§ **Article**

Description Kaylea Nelson 2018-03-26 15:25:22 MDT
If I launch an interactive job where I ask for multiple tasks on a single node, I get the following error when I try to launch parallel code:

[kln26@grace1 ~]$ srun --pty --ntasks=4 --nodes=1 bash
[kln26@c38n01 tests]$ srun c_mpitest
srun: error: SLURM_NNODES environment variable conflicts with allocated node count (4 != 1).

Depending on the code, this is just a warning, but other codes will fail to run.

It appears that somewhere the number of nodes is getting incorrectly set to the number of tasks? We don't get this error if the allocation spans multiple nodes. Also, jobs run properly if we launch the executable with "mpirun" instead of "srun".

We are seeing this on two clusters, running 17.11.3-2 and 17.11.2, respectively.

Thanks,
Kaylea
Comment 1 Alejandro Sanchez 2018-03-27 02:57:13 MDT
Hi Kaylea. I can't reproduce just by executing your same requests:

alex@ibiza:~/t$ srun --pty --ntasks=4 --nodes=1 bash
alex@ibiza:~/t$ srun mpi/mpi_hello
Hello world from process 1 of 4
Hello world from process 2 of 4
Hello world from process 3 of 4
Hello world from process 0 of 4
alex@ibiza:~/t$

What type of MPI implementation are you using? For my testing, I'm using OpenMPI 3.1 and PMIx 2.1 with Slurm 17.11 current HEAD.

§ **To be done**
Print, word for word, the part of the srun bug report that begins with "Description Kaylea Nelson" and ends with "and 17.11.2, respectively.".

§ **Provided data**

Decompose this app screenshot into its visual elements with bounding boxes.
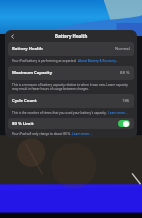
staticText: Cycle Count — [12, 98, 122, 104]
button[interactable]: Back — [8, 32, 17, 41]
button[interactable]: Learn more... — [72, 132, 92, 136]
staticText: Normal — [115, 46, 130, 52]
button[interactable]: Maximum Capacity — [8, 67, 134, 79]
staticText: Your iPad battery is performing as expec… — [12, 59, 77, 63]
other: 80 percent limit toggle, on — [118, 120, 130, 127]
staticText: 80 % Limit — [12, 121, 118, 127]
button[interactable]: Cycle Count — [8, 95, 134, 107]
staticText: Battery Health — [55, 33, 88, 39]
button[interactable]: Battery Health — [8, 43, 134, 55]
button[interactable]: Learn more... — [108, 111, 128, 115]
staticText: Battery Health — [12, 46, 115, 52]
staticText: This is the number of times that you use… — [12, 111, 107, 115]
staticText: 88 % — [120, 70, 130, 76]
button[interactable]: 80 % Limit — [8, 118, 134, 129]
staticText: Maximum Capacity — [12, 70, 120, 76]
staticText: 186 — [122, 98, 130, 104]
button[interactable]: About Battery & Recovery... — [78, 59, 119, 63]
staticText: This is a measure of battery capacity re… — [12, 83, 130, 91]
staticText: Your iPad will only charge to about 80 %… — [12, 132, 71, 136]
* * *
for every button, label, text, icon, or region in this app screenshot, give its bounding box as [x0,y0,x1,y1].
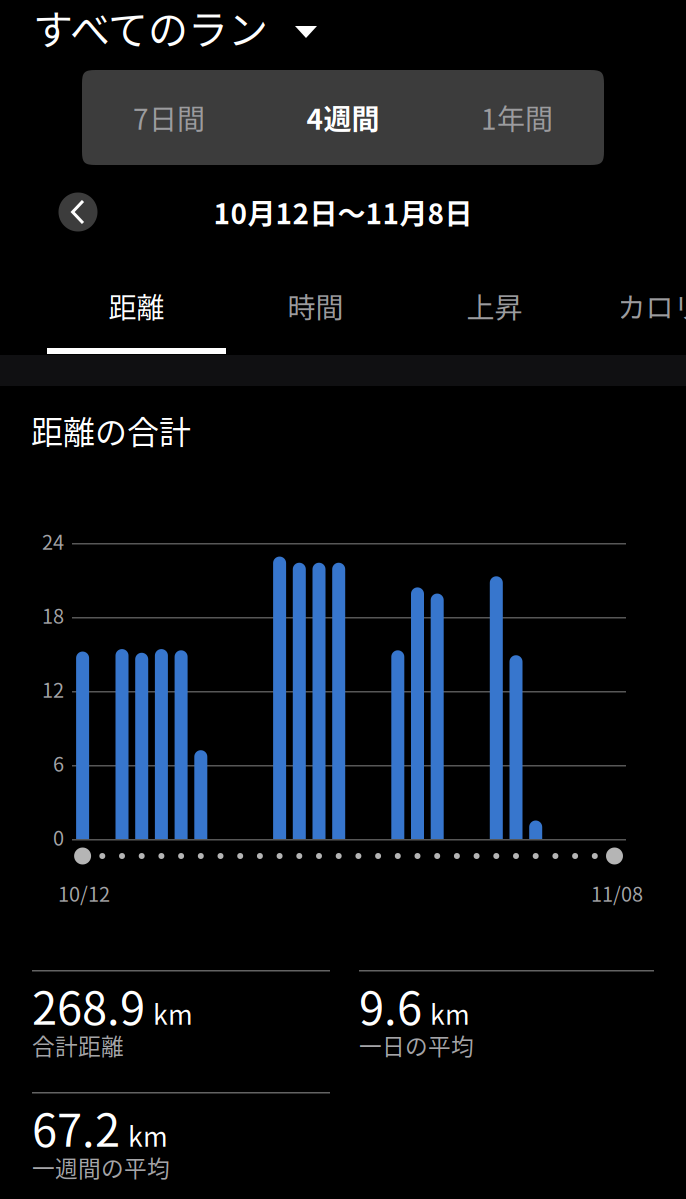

§ **Task output**
Description Kaylea Nelson 2018-03-26 15:25:22 MDT
If I launch an interactive job where I ask for multiple tasks on a single node, I get the following error when I try to launch parallel code:

[kln26@grace1 ~]$ srun --pty --ntasks=4 --nodes=1 bash
[kln26@c38n01 tests]$ srun c_mpitest
srun: error: SLURM_NNODES environment variable conflicts with allocated node count (4 != 1).

Depending on the code, this is just a warning, but other codes will fail to run.

It appears that somewhere the number of nodes is getting incorrectly set to the number of tasks? We don't get this error if the allocation spans multiple nodes. Also, jobs run properly if we launch the executable with "mpirun" instead of "srun".

We are seeing this on two clusters, running 17.11.3-2 and 17.11.2, respectively.